§ **Source material**
++++++

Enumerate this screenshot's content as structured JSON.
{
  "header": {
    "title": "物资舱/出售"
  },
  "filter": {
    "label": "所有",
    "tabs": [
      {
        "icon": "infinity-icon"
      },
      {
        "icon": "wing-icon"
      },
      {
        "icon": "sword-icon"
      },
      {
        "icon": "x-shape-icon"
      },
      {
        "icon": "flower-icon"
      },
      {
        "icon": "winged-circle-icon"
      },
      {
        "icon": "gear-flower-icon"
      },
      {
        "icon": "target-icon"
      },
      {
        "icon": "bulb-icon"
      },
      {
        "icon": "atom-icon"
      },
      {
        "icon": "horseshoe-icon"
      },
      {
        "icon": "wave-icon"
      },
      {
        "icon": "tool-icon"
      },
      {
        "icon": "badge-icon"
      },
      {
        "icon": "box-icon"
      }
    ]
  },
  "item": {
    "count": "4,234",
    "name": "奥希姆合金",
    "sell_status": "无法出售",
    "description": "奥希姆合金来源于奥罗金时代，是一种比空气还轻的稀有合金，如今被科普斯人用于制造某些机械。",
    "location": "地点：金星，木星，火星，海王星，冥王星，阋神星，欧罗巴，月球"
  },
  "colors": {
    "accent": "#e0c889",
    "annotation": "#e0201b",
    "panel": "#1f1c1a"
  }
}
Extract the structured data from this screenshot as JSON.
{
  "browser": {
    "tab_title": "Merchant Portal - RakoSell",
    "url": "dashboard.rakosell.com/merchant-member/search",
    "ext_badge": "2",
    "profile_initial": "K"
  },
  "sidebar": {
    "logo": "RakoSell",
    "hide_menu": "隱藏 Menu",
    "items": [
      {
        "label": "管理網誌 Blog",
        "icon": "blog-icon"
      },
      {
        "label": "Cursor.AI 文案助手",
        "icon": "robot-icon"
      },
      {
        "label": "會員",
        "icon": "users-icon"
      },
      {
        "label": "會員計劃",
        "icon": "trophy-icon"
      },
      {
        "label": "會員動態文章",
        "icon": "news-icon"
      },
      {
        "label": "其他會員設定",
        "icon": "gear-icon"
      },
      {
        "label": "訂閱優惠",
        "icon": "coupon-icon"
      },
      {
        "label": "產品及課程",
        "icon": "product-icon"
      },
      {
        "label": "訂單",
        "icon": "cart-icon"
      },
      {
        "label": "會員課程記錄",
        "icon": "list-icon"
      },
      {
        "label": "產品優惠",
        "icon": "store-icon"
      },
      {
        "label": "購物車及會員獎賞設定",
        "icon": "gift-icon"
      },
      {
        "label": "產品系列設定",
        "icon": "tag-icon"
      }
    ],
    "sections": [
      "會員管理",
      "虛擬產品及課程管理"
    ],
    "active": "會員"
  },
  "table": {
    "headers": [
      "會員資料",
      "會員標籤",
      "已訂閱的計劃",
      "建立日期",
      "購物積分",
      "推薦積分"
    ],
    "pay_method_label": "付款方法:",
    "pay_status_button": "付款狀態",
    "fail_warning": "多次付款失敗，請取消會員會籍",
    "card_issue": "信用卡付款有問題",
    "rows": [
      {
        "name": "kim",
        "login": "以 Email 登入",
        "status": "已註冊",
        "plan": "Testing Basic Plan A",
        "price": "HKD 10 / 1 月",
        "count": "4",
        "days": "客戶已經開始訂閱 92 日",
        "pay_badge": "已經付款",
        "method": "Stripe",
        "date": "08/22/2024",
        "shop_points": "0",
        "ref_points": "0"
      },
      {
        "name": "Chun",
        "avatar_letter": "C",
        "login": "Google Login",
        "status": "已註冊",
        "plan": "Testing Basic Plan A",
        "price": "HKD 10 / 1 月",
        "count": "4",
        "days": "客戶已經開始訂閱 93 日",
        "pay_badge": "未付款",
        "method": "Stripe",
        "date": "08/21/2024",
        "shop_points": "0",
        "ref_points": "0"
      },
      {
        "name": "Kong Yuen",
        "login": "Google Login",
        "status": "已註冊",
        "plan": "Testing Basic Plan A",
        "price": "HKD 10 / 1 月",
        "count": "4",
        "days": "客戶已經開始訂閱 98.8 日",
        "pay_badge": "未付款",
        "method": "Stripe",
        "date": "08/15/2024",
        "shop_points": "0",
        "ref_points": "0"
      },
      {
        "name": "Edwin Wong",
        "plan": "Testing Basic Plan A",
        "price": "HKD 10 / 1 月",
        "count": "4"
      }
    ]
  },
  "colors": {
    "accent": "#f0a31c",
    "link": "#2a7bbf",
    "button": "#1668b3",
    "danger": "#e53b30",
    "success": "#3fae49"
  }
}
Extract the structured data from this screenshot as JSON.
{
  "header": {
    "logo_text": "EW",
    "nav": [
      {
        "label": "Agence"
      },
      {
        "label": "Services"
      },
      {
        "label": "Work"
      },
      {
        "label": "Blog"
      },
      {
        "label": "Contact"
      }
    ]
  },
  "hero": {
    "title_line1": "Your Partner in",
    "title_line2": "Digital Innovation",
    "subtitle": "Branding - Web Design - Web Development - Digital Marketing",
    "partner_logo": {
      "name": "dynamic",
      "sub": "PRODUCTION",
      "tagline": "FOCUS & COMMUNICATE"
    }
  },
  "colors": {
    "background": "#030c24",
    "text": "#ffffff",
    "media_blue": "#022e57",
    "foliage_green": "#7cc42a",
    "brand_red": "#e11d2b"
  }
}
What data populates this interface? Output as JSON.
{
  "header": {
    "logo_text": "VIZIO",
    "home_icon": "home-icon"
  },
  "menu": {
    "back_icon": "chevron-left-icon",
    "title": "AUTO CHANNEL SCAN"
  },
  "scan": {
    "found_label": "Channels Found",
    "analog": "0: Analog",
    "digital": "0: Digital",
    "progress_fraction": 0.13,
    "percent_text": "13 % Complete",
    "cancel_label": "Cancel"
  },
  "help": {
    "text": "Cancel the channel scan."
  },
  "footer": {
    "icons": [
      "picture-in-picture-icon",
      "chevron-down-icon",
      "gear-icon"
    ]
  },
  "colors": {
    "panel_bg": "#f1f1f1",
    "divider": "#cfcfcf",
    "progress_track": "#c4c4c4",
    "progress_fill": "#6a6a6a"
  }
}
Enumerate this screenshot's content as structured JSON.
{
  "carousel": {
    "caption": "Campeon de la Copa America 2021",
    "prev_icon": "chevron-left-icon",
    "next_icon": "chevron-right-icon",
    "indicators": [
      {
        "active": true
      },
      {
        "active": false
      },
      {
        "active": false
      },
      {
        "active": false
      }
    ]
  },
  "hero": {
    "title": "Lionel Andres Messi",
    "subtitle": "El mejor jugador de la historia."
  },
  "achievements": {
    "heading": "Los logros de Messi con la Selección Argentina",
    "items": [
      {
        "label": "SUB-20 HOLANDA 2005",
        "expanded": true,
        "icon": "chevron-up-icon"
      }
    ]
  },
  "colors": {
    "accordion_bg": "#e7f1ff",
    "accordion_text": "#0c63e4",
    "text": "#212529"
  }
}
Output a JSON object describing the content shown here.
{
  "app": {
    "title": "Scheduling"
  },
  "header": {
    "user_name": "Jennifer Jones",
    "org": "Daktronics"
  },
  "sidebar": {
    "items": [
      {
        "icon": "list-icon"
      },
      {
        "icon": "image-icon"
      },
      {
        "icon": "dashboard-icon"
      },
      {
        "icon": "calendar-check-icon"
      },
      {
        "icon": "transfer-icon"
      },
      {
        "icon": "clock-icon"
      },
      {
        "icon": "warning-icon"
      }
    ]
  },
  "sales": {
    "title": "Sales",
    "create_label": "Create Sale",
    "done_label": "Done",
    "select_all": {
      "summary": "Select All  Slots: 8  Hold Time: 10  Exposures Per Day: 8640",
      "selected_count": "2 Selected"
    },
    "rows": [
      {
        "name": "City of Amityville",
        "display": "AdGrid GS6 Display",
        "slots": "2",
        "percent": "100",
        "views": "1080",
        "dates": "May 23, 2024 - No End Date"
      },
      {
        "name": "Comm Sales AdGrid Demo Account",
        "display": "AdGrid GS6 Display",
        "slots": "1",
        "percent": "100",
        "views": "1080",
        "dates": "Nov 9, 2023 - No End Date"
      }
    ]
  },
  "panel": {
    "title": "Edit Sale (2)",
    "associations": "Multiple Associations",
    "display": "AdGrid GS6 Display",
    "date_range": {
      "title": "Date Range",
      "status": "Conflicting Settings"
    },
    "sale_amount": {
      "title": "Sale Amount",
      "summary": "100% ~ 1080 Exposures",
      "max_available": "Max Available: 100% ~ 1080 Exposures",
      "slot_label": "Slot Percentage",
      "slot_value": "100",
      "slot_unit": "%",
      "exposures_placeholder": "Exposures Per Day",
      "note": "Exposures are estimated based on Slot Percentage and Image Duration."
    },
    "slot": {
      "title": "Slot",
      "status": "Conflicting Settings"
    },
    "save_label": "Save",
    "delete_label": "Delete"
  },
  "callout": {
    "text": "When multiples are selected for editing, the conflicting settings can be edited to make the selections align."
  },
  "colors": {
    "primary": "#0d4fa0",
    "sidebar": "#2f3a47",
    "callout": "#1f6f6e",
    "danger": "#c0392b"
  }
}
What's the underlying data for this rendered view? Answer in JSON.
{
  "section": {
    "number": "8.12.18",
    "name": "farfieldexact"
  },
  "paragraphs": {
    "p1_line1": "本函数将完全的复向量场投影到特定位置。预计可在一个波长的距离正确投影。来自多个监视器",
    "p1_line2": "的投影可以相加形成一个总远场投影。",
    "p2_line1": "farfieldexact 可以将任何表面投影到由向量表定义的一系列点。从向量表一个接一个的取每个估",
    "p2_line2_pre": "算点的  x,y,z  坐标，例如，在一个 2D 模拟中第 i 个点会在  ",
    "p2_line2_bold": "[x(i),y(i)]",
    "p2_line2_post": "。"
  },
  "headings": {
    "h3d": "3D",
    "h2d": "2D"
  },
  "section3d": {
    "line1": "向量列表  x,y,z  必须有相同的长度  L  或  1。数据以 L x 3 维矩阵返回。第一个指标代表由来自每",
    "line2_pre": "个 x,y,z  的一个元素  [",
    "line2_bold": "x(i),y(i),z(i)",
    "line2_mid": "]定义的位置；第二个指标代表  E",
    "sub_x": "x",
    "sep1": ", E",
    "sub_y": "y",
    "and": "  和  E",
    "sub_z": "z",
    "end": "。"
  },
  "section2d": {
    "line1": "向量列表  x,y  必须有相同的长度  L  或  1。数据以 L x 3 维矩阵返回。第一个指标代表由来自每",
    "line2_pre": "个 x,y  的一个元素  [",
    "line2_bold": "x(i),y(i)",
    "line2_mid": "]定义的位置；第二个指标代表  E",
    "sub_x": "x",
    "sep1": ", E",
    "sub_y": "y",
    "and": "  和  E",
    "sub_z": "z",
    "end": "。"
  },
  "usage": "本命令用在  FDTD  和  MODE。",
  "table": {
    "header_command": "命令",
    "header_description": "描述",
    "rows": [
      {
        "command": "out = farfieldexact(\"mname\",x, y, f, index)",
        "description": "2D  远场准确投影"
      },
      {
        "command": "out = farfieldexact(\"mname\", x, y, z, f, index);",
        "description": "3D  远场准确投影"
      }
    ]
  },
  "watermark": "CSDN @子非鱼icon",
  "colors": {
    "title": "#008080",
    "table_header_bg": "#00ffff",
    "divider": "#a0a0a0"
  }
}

++++++

Filter the data, keeping only the lines that contain "必须有相同的长度".

    "line1": "向量列表  x,y,z  必须有相同的长度  L  或  1。数据以 L x 3 维矩阵返回。第一个指标代表由来自每",
    "line1": "向量列表  x,y  必须有相同的长度  L  或  1。数据以 L x 3 维矩阵返回。第一个指标代表由来自每",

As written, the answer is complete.